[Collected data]
┄┄┄┄┄┄┄┄┄┄
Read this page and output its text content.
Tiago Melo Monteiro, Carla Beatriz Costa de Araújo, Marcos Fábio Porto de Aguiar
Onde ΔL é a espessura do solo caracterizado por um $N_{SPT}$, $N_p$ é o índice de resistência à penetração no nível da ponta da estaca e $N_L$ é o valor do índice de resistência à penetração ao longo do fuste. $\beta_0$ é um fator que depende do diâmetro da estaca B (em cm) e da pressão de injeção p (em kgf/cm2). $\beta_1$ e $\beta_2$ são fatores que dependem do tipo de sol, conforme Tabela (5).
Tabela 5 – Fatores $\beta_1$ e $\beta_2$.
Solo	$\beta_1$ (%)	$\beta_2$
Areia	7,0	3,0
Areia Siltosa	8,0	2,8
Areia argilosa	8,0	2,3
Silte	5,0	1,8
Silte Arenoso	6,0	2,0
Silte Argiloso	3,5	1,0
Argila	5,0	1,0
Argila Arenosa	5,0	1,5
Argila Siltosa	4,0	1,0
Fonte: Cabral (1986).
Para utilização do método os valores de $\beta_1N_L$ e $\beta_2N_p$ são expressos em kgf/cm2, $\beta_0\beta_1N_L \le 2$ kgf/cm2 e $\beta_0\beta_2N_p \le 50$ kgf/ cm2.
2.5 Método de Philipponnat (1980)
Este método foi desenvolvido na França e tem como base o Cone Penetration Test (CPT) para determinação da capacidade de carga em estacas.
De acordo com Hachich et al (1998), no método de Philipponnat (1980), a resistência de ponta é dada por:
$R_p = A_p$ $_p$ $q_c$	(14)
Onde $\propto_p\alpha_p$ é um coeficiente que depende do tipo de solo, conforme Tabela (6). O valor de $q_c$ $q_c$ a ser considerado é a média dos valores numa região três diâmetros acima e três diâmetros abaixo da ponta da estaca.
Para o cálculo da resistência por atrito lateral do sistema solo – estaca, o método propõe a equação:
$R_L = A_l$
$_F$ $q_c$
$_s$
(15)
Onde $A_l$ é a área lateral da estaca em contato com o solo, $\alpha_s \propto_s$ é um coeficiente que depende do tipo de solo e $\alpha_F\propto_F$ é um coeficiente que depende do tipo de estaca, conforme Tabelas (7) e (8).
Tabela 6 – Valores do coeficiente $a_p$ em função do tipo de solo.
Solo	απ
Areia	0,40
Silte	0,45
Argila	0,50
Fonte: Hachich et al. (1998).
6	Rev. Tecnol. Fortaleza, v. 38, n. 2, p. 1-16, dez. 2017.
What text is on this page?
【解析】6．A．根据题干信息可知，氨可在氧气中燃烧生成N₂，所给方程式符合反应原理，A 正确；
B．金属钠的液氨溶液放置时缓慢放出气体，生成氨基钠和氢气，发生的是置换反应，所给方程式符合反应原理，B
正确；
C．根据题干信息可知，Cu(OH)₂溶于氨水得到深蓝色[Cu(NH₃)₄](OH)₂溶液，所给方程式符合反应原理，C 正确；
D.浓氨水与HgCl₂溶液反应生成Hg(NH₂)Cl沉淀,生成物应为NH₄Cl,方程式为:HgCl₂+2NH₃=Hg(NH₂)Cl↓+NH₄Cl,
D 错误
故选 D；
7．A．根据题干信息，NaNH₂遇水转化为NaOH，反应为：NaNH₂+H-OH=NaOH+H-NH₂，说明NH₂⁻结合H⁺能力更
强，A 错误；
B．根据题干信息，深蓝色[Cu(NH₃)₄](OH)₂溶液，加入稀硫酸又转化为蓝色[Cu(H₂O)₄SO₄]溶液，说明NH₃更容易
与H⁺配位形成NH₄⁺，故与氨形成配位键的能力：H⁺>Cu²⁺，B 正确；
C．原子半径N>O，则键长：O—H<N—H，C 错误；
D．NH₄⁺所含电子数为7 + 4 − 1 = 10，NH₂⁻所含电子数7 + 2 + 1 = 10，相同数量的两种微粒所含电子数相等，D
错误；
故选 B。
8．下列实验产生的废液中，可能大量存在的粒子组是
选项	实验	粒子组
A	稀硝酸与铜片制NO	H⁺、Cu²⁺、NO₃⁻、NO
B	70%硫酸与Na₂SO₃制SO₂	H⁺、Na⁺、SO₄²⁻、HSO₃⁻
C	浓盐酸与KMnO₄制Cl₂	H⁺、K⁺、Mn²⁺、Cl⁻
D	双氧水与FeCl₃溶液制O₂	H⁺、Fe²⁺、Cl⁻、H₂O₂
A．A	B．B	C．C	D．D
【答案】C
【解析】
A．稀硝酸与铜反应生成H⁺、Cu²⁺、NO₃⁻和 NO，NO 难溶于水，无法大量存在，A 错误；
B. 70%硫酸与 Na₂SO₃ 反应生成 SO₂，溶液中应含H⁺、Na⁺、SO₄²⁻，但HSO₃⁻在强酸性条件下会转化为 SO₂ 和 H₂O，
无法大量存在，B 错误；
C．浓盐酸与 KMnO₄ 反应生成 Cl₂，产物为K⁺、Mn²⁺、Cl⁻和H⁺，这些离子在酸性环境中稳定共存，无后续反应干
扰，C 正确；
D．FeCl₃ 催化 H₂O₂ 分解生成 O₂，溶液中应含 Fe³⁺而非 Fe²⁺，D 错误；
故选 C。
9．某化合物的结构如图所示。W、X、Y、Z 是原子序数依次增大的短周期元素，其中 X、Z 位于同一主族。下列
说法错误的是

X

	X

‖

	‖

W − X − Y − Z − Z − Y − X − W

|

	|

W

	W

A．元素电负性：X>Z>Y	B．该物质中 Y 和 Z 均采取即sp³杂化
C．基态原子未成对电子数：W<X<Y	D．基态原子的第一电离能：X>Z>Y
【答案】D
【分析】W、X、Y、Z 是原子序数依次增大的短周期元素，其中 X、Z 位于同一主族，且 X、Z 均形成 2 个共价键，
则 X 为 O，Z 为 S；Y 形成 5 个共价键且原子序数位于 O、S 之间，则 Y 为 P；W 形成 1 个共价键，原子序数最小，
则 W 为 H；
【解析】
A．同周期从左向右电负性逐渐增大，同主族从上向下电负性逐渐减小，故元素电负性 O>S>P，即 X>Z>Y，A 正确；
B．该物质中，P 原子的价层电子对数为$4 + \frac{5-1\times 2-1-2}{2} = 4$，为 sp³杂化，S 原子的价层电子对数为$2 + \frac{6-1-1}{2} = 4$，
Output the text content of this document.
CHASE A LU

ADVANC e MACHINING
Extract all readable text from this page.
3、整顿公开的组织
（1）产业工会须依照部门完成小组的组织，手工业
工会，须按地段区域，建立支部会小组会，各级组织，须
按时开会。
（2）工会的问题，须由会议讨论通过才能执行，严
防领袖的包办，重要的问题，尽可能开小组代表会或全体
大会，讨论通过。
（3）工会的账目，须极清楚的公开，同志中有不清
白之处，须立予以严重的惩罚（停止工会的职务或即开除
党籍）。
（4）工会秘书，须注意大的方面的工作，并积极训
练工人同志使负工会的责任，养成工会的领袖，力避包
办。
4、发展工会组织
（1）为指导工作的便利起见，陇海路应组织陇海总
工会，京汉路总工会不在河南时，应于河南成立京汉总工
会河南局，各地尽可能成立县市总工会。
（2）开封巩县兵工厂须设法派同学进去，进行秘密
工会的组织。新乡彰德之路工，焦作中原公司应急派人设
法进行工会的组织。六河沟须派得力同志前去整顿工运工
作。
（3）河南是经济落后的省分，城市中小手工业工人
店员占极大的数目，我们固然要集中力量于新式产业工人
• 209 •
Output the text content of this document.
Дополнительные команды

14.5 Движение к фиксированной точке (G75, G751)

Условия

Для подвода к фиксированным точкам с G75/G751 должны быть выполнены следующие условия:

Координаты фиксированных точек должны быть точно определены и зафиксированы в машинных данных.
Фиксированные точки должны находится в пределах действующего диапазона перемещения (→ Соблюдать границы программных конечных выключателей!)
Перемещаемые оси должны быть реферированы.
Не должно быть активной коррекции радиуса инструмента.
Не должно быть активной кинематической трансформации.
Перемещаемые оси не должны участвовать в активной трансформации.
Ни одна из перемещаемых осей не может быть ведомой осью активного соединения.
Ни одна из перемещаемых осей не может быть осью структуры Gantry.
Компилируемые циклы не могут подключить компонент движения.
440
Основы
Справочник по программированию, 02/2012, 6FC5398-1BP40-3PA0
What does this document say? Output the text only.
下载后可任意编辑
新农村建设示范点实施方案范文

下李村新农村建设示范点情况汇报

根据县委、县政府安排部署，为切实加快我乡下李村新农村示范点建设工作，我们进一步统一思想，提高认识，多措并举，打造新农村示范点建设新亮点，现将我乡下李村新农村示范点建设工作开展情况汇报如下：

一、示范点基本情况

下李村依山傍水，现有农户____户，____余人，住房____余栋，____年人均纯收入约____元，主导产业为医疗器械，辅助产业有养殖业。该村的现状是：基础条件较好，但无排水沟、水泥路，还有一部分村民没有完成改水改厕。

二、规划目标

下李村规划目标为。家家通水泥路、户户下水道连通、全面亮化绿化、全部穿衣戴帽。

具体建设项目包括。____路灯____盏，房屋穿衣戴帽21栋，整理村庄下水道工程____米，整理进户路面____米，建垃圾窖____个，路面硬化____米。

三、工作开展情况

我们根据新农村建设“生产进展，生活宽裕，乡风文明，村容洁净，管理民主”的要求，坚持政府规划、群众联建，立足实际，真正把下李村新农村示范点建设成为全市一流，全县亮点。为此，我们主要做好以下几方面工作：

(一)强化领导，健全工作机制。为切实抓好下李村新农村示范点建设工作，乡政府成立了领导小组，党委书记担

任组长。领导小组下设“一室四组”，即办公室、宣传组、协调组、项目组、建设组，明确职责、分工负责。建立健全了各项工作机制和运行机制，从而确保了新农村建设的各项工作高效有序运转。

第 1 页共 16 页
┄┄┄┄┄┄┄┄┄┄
> _Set task_: Isolate each line of the listing above that includes "одна". Copy it.

> _Worked solution_:
Ни одна из перемещаемых осей не может быть ведомой осью активного соединения.
Ни одна из перемещаемых осей не может быть осью структуры Gantry.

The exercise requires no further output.